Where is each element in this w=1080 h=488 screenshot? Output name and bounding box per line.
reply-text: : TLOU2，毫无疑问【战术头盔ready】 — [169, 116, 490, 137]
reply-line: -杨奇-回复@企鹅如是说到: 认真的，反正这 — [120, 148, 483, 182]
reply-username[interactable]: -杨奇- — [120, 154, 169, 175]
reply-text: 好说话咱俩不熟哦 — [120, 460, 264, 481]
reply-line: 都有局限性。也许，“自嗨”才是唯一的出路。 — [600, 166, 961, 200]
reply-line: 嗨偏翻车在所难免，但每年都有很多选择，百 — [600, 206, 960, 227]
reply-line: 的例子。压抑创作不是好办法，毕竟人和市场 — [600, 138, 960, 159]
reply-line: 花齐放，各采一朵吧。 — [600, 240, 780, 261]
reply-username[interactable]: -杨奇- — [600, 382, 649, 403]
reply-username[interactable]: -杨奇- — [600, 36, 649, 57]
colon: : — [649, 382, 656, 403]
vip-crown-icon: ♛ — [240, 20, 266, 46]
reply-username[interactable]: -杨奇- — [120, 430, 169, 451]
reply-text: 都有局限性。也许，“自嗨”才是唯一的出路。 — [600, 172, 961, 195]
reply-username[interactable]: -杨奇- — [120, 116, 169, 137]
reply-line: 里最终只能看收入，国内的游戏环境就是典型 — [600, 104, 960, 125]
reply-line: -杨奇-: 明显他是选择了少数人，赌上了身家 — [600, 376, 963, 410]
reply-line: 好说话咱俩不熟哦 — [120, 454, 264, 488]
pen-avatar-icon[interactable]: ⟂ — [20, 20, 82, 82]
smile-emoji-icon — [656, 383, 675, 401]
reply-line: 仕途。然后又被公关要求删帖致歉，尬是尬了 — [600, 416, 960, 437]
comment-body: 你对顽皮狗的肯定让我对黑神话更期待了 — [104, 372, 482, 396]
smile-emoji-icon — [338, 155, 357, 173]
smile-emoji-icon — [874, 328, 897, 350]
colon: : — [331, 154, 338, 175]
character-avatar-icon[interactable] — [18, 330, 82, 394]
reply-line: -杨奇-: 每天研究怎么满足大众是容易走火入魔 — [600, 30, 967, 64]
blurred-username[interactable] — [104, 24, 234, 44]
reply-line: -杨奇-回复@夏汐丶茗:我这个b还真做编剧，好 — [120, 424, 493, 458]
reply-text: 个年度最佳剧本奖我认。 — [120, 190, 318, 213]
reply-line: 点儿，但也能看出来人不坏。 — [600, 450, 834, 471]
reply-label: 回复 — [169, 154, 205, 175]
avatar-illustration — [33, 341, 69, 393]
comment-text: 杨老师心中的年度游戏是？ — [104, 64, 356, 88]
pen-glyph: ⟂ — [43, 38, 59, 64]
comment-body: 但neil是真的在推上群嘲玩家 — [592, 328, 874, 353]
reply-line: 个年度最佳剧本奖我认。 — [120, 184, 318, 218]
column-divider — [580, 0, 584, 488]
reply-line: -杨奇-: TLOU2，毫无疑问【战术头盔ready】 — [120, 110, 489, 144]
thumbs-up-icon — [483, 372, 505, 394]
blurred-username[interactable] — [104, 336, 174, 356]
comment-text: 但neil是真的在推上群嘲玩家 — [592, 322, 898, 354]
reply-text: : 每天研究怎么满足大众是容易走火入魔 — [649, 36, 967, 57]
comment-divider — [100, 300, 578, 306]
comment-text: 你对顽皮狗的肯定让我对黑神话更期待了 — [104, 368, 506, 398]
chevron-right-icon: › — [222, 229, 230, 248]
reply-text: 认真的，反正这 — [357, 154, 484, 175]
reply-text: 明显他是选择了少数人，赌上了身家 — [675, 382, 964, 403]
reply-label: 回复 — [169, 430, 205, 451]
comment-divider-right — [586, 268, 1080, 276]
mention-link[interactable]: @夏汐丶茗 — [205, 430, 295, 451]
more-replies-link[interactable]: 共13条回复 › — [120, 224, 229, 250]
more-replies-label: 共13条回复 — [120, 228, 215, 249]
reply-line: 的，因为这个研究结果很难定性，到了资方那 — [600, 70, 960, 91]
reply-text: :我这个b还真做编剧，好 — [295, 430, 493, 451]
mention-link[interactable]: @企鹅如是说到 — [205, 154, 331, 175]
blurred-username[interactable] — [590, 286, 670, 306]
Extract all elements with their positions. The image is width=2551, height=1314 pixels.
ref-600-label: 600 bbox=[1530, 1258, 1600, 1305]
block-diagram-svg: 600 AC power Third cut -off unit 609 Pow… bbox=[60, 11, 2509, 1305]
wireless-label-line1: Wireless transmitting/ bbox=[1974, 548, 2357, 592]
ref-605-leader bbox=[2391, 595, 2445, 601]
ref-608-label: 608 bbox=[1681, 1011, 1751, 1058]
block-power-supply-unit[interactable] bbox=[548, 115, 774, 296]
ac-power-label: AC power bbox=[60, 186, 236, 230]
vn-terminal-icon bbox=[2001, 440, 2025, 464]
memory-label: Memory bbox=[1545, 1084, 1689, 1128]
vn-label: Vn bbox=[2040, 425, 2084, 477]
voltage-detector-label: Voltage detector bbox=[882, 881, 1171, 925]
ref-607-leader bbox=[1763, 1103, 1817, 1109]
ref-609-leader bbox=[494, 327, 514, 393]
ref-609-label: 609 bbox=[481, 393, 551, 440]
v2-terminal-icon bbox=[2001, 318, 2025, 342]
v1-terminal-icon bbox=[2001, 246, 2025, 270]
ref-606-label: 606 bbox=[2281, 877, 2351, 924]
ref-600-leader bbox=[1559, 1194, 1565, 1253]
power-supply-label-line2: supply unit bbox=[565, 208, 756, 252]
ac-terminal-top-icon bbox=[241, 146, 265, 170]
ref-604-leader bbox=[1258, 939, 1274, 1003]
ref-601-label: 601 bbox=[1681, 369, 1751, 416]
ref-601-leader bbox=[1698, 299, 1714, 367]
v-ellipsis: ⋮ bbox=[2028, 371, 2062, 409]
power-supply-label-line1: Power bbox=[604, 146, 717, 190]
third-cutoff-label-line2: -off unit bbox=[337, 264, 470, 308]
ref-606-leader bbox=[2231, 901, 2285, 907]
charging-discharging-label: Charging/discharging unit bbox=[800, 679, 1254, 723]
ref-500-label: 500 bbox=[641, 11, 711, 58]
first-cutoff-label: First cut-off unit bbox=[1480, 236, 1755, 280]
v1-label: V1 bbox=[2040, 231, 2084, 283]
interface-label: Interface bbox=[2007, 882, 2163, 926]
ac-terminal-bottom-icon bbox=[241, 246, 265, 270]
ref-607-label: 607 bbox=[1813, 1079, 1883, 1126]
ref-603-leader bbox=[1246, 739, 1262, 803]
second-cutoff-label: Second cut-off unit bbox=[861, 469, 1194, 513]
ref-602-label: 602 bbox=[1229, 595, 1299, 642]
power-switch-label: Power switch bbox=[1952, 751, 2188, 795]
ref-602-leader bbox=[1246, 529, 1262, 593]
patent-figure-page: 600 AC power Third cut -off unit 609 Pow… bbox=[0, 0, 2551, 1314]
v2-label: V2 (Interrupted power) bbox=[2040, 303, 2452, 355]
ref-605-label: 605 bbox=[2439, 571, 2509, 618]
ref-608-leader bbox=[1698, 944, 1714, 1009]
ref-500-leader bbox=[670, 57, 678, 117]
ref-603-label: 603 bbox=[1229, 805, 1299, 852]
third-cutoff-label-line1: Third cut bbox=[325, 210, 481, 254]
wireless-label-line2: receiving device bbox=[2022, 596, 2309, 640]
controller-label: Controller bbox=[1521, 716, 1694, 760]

------------------------------------------------------------

> **PROBLEMA**: Reescribe todas las filas de arriba cambiando "reply-line" por "comment-line", sin modificar nada más.

> **RESPUESTA DEL EJERCICIO**:
Where is each element in this w=1080 h=488 screenshot? Output name and bounding box per line.
reply-text: : TLOU2，毫无疑问【战术头盔ready】 — [169, 116, 490, 137]
comment-line: -杨奇-回复@企鹅如是说到: 认真的，反正这 — [120, 148, 483, 182]
reply-username[interactable]: -杨奇- — [120, 154, 169, 175]
reply-text: 好说话咱俩不熟哦 — [120, 460, 264, 481]
comment-line: 都有局限性。也许，“自嗨”才是唯一的出路。 — [600, 166, 961, 200]
comment-line: 嗨偏翻车在所难免，但每年都有很多选择，百 — [600, 206, 960, 227]
comment-line: 的例子。压抑创作不是好办法，毕竟人和市场 — [600, 138, 960, 159]
comment-line: 花齐放，各采一朵吧。 — [600, 240, 780, 261]
reply-username[interactable]: -杨奇- — [600, 382, 649, 403]
reply-username[interactable]: -杨奇- — [600, 36, 649, 57]
colon: : — [649, 382, 656, 403]
vip-crown-icon: ♛ — [240, 20, 266, 46]
reply-username[interactable]: -杨奇- — [120, 430, 169, 451]
reply-text: 都有局限性。也许，“自嗨”才是唯一的出路。 — [600, 172, 961, 195]
reply-username[interactable]: -杨奇- — [120, 116, 169, 137]
comment-line: 里最终只能看收入，国内的游戏环境就是典型 — [600, 104, 960, 125]
comment-line: -杨奇-: 明显他是选择了少数人，赌上了身家 — [600, 376, 963, 410]
comment-line: 好说话咱俩不熟哦 — [120, 454, 264, 488]
pen-avatar-icon[interactable]: ⟂ — [20, 20, 82, 82]
smile-emoji-icon — [656, 383, 675, 401]
comment-line: 仕途。然后又被公关要求删帖致歉，尬是尬了 — [600, 416, 960, 437]
comment-body: 你对顽皮狗的肯定让我对黑神话更期待了 — [104, 372, 482, 396]
smile-emoji-icon — [338, 155, 357, 173]
smile-emoji-icon — [874, 328, 897, 350]
colon: : — [331, 154, 338, 175]
character-avatar-icon[interactable] — [18, 330, 82, 394]
comment-line: -杨奇-: 每天研究怎么满足大众是容易走火入魔 — [600, 30, 967, 64]
blurred-username[interactable] — [104, 24, 234, 44]
comment-line: -杨奇-回复@夏汐丶茗:我这个b还真做编剧，好 — [120, 424, 493, 458]
reply-text: 个年度最佳剧本奖我认。 — [120, 190, 318, 213]
comment-line: 点儿，但也能看出来人不坏。 — [600, 450, 834, 471]
reply-label: 回复 — [169, 154, 205, 175]
avatar-illustration — [33, 341, 69, 393]
comment-text: 杨老师心中的年度游戏是？ — [104, 64, 356, 88]
pen-glyph: ⟂ — [43, 38, 59, 64]
comment-body: 但neil是真的在推上群嘲玩家 — [592, 328, 874, 353]
comment-line: 个年度最佳剧本奖我认。 — [120, 184, 318, 218]
column-divider — [580, 0, 584, 488]
comment-line: -杨奇-: TLOU2，毫无疑问【战术头盔ready】 — [120, 110, 489, 144]
thumbs-up-icon — [483, 372, 505, 394]
blurred-username[interactable] — [104, 336, 174, 356]
comment-text: 但neil是真的在推上群嘲玩家 — [592, 322, 898, 354]
reply-text: : 每天研究怎么满足大众是容易走火入魔 — [649, 36, 967, 57]
comment-divider — [100, 300, 578, 306]
comment-text: 你对顽皮狗的肯定让我对黑神话更期待了 — [104, 368, 506, 398]
chevron-right-icon: › — [222, 229, 230, 248]
reply-text: 认真的，反正这 — [357, 154, 484, 175]
reply-text: 明显他是选择了少数人，赌上了身家 — [675, 382, 964, 403]
reply-label: 回复 — [169, 430, 205, 451]
comment-divider-right — [586, 268, 1080, 276]
mention-link[interactable]: @夏汐丶茗 — [205, 430, 295, 451]
more-replies-link[interactable]: 共13条回复 › — [120, 224, 229, 250]
more-replies-label: 共13条回复 — [120, 228, 215, 249]
comment-line: 的，因为这个研究结果很难定性，到了资方那 — [600, 70, 960, 91]
reply-text: :我这个b还真做编剧，好 — [295, 430, 493, 451]
mention-link[interactable]: @企鹅如是说到 — [205, 154, 331, 175]
blurred-username[interactable] — [590, 286, 670, 306]
Extract all elements with their positions. The image is width=2551, height=1314 pixels.
ref-600-label: 600 bbox=[1530, 1258, 1600, 1305]
block-diagram-svg: 600 AC power Third cut -off unit 609 Pow… bbox=[60, 11, 2509, 1305]
wireless-label-line1: Wireless transmitting/ bbox=[1974, 548, 2357, 592]
ref-605-leader bbox=[2391, 595, 2445, 601]
ref-608-label: 608 bbox=[1681, 1011, 1751, 1058]
block-power-supply-unit[interactable] bbox=[548, 115, 774, 296]
ac-power-label: AC power bbox=[60, 186, 236, 230]
vn-terminal-icon bbox=[2001, 440, 2025, 464]
memory-label: Memory bbox=[1545, 1084, 1689, 1128]
vn-label: Vn bbox=[2040, 425, 2084, 477]
voltage-detector-label: Voltage detector bbox=[882, 881, 1171, 925]
ref-607-leader bbox=[1763, 1103, 1817, 1109]
ref-609-leader bbox=[494, 327, 514, 393]
ref-609-label: 609 bbox=[481, 393, 551, 440]
v2-terminal-icon bbox=[2001, 318, 2025, 342]
v1-terminal-icon bbox=[2001, 246, 2025, 270]
ref-606-label: 606 bbox=[2281, 877, 2351, 924]
ref-600-leader bbox=[1559, 1194, 1565, 1253]
power-supply-label-line2: supply unit bbox=[565, 208, 756, 252]
ac-terminal-top-icon bbox=[241, 146, 265, 170]
ref-604-leader bbox=[1258, 939, 1274, 1003]
ref-601-label: 601 bbox=[1681, 369, 1751, 416]
ref-601-leader bbox=[1698, 299, 1714, 367]
v-ellipsis: ⋮ bbox=[2028, 371, 2062, 409]
power-supply-label-line1: Power bbox=[604, 146, 717, 190]
third-cutoff-label-line2: -off unit bbox=[337, 264, 470, 308]
ref-606-leader bbox=[2231, 901, 2285, 907]
charging-discharging-label: Charging/discharging unit bbox=[800, 679, 1254, 723]
ref-500-label: 500 bbox=[641, 11, 711, 58]
first-cutoff-label: First cut-off unit bbox=[1480, 236, 1755, 280]
v1-label: V1 bbox=[2040, 231, 2084, 283]
interface-label: Interface bbox=[2007, 882, 2163, 926]
ac-terminal-bottom-icon bbox=[241, 246, 265, 270]
ref-607-label: 607 bbox=[1813, 1079, 1883, 1126]
ref-603-leader bbox=[1246, 739, 1262, 803]
second-cutoff-label: Second cut-off unit bbox=[861, 469, 1194, 513]
ref-602-label: 602 bbox=[1229, 595, 1299, 642]
power-switch-label: Power switch bbox=[1952, 751, 2188, 795]
ref-602-leader bbox=[1246, 529, 1262, 593]
patent-figure-page: 600 AC power Third cut -off unit 609 Pow… bbox=[0, 0, 2551, 1314]
v2-label: V2 (Interrupted power) bbox=[2040, 303, 2452, 355]
ref-605-label: 605 bbox=[2439, 571, 2509, 618]
ref-608-leader bbox=[1698, 944, 1714, 1009]
ref-500-leader bbox=[670, 57, 678, 117]
ref-603-label: 603 bbox=[1229, 805, 1299, 852]
third-cutoff-label-line1: Third cut bbox=[325, 210, 481, 254]
wireless-label-line2: receiving device bbox=[2022, 596, 2309, 640]
controller-label: Controller bbox=[1521, 716, 1694, 760]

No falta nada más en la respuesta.